*BRIEF*
Read through the records below and copy each line that uses the word "capacity".
▶
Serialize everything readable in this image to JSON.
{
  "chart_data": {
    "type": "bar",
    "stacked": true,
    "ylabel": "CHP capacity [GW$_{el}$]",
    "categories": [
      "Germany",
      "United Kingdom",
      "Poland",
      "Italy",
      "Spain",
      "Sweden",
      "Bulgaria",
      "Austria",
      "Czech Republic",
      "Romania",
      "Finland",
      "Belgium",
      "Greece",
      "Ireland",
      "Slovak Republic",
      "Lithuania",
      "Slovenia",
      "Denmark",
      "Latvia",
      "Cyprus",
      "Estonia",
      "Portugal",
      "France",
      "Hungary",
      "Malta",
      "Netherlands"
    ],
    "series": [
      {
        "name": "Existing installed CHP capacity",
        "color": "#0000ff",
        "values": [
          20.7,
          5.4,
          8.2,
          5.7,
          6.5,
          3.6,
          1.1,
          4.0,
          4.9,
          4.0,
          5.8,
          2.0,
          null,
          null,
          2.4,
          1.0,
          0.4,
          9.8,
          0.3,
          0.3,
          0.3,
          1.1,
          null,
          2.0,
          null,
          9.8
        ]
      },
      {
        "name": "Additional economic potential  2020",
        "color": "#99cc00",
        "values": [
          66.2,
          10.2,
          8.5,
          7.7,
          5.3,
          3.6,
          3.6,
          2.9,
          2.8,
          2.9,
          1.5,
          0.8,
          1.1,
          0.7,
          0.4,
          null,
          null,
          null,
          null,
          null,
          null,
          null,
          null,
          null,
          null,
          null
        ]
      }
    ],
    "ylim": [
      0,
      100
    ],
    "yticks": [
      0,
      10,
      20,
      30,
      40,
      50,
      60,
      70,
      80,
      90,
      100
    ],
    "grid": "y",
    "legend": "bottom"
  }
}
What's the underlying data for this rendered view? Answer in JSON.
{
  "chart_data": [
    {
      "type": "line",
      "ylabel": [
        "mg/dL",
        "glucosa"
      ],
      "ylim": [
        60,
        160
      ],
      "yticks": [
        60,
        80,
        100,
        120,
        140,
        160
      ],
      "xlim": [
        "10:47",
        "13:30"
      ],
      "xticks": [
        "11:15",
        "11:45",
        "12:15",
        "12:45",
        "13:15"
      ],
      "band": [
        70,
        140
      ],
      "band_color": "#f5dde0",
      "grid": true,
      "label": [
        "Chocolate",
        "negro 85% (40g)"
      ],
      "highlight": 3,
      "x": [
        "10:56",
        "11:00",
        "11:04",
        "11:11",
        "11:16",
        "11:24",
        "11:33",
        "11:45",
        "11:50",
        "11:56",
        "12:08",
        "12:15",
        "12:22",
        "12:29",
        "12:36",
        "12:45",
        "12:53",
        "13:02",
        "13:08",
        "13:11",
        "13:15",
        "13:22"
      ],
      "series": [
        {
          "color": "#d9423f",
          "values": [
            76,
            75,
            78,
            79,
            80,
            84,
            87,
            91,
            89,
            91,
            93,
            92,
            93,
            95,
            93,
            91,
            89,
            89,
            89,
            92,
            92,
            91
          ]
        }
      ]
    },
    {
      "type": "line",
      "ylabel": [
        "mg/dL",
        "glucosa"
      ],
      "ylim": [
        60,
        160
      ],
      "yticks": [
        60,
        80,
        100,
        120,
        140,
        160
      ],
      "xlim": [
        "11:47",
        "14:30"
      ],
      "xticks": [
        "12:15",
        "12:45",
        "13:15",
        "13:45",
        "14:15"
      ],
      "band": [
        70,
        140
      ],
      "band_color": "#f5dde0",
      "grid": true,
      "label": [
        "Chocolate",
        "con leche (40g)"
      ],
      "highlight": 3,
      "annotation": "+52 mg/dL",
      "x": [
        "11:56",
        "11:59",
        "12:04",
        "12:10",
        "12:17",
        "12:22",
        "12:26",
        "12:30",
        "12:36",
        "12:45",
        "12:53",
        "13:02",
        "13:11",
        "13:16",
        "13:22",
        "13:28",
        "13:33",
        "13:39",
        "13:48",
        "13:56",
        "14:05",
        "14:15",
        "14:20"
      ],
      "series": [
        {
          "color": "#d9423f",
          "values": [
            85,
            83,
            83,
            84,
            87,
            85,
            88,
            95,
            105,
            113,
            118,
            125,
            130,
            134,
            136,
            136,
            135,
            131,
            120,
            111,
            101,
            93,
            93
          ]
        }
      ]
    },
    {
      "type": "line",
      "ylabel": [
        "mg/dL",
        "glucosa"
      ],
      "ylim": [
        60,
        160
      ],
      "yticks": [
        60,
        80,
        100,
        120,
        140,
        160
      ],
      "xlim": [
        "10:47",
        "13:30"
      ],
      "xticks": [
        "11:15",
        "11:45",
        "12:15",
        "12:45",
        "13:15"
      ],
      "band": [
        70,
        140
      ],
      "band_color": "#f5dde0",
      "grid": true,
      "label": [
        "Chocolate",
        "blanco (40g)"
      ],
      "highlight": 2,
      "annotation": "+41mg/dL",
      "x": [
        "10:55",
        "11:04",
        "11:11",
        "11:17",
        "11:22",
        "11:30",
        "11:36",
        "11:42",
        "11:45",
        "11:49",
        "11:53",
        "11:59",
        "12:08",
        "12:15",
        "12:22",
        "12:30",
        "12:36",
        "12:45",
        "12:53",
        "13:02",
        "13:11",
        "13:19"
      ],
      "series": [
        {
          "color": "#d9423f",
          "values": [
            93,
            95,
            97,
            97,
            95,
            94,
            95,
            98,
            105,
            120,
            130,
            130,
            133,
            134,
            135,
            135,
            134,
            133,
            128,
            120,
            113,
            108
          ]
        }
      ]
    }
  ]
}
◀
*OUTPUT OF THE EXERCISE*
    "ylabel": "CHP capacity [GW$_{el}$]",
        "name": "Existing installed CHP capacity",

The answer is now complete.